Data entries for graphics
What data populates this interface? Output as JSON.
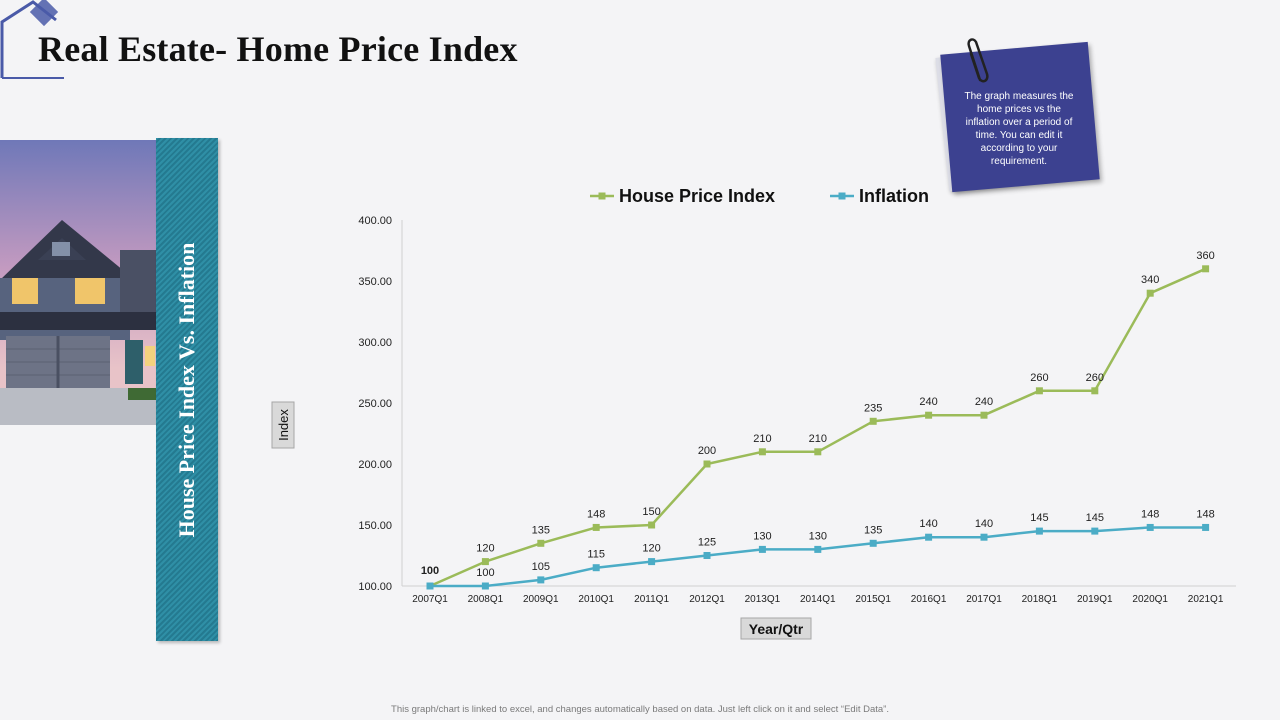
{
  "slide": {
    "title": "Real Estate- Home Price Index",
    "side_label": "House Price Index Vs. Inflation",
    "note": "The graph measures the home prices vs the inflation over a period of time. You can edit it according to your requirement.",
    "footer": "This graph/chart is linked to excel, and changes automatically based on data. Just left click on it and select “Edit Data”."
  },
  "colors": {
    "house_price_index": "#9bbb59",
    "inflation": "#4bacc6",
    "banner": "#2f8fa6",
    "note": "#3c4190"
  },
  "chart_data": {
    "type": "line",
    "xlabel": "Year/Qtr",
    "ylabel": "Index",
    "ylim": [
      100,
      400
    ],
    "yticks": [
      "100.00",
      "150.00",
      "200.00",
      "250.00",
      "300.00",
      "350.00",
      "400.00"
    ],
    "grid": false,
    "legend_position": "top",
    "categories": [
      "2007Q1",
      "2008Q1",
      "2009Q1",
      "2010Q1",
      "2011Q1",
      "2012Q1",
      "2013Q1",
      "2014Q1",
      "2015Q1",
      "2016Q1",
      "2017Q1",
      "2018Q1",
      "2019Q1",
      "2020Q1",
      "2021Q1"
    ],
    "series": [
      {
        "name": "House Price Index",
        "color": "#9bbb59",
        "values": [
          100,
          120,
          135,
          148,
          150,
          200,
          210,
          210,
          235,
          240,
          240,
          260,
          260,
          340,
          360
        ]
      },
      {
        "name": "Inflation",
        "color": "#4bacc6",
        "values": [
          100,
          100,
          105,
          115,
          120,
          125,
          130,
          130,
          135,
          140,
          140,
          145,
          145,
          148,
          148
        ]
      }
    ]
  }
}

## [Stated goal]
Pictures stay out; repeat all the rest of the records exactly.

## [Task result]
What data populates this interface? Output as JSON.
{
  "slide": {
    "title": "Real Estate- Home Price Index",
    "side_label": "House Price Index Vs. Inflation",
    "note": "The graph measures the home prices vs the inflation over a period of time. You can edit it according to your requirement.",
    "footer": "This graph/chart is linked to excel, and changes automatically based on data. Just left click on it and select “Edit Data”."
  },
  "colors": {
    "house_price_index": "#9bbb59",
    "inflation": "#4bacc6",
    "banner": "#2f8fa6",
    "note": "#3c4190"
  },
  "chart_data": {
    "type": "line",
    "xlabel": "Year/Qtr",
    "ylabel": "Index",
    "ylim": [
      100,
      400
    ],
    "yticks": [
      "100.00",
      "150.00",
      "200.00",
      "250.00",
      "300.00",
      "350.00",
      "400.00"
    ],
    "grid": false,
    "legend_position": "top",
    "categories": [
      "2007Q1",
      "2008Q1",
      "2009Q1",
      "2010Q1",
      "2011Q1",
      "2012Q1",
      "2013Q1",
      "2014Q1",
      "2015Q1",
      "2016Q1",
      "2017Q1",
      "2018Q1",
      "2019Q1",
      "2020Q1",
      "2021Q1"
    ],
    "series": [
      {
        "name": "House Price Index",
        "color": "#9bbb59",
        "values": [
          100,
          120,
          135,
          148,
          150,
          200,
          210,
          210,
          235,
          240,
          240,
          260,
          260,
          340,
          360
        ]
      },
      {
        "name": "Inflation",
        "color": "#4bacc6",
        "values": [
          100,
          100,
          105,
          115,
          120,
          125,
          130,
          130,
          135,
          140,
          140,
          145,
          145,
          148,
          148
        ]
      }
    ]
  }
}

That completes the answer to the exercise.